## TASK REQUIREMENTS
All entries should be output exactly as they stand.

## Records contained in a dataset
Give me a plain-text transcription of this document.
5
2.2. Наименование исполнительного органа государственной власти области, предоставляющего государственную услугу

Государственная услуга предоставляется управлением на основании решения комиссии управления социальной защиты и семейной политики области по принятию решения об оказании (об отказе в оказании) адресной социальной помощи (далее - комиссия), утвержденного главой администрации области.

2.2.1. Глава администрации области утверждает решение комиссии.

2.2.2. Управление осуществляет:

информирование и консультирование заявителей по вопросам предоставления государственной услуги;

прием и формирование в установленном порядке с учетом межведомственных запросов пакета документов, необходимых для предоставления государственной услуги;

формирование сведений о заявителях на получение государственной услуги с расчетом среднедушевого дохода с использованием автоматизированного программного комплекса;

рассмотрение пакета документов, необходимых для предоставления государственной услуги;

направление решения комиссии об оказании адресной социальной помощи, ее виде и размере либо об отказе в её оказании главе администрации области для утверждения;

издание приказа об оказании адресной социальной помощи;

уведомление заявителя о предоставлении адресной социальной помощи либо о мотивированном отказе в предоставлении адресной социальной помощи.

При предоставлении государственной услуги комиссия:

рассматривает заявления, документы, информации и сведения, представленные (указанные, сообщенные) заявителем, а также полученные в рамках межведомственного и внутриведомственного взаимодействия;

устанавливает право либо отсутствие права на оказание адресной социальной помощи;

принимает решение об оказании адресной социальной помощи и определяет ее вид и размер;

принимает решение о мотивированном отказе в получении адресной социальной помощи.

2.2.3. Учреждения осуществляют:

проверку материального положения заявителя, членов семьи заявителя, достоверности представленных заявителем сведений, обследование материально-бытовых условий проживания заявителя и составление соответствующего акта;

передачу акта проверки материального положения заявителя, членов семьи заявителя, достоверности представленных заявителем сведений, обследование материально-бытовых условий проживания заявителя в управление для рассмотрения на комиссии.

## TASK RESPONSE
Give me a plain-text transcription of this document.
5
2.2. Наименование исполнительного органа государственной власти области, предоставляющего государственную услугу

Государственная услуга предоставляется управлением на основании решения комиссии управления социальной защиты и семейной политики области по принятию решения об оказании (об отказе в оказании) адресной социальной помощи (далее - комиссия), утвержденного главой администрации области.

2.2.1. Глава администрации области утверждает решение комиссии.

2.2.2. Управление осуществляет:

информирование и консультирование заявителей по вопросам предоставления государственной услуги;

прием и формирование в установленном порядке с учетом межведомственных запросов пакета документов, необходимых для предоставления государственной услуги;

формирование сведений о заявителях на получение государственной услуги с расчетом среднедушевого дохода с использованием автоматизированного программного комплекса;

рассмотрение пакета документов, необходимых для предоставления государственной услуги;

направление решения комиссии об оказании адресной социальной помощи, ее виде и размере либо об отказе в её оказании главе администрации области для утверждения;

издание приказа об оказании адресной социальной помощи;

уведомление заявителя о предоставлении адресной социальной помощи либо о мотивированном отказе в предоставлении адресной социальной помощи.

При предоставлении государственной услуги комиссия:

рассматривает заявления, документы, информации и сведения, представленные (указанные, сообщенные) заявителем, а также полученные в рамках межведомственного и внутриведомственного взаимодействия;

устанавливает право либо отсутствие права на оказание адресной социальной помощи;

принимает решение об оказании адресной социальной помощи и определяет ее вид и размер;

принимает решение о мотивированном отказе в получении адресной социальной помощи.

2.2.3. Учреждения осуществляют:

проверку материального положения заявителя, членов семьи заявителя, достоверности представленных заявителем сведений, обследование материально-бытовых условий проживания заявителя и составление соответствующего акта;

передачу акта проверки материального положения заявителя, членов семьи заявителя, достоверности представленных заявителем сведений, обследование материально-бытовых условий проживания заявителя в управление для рассмотрения на комиссии.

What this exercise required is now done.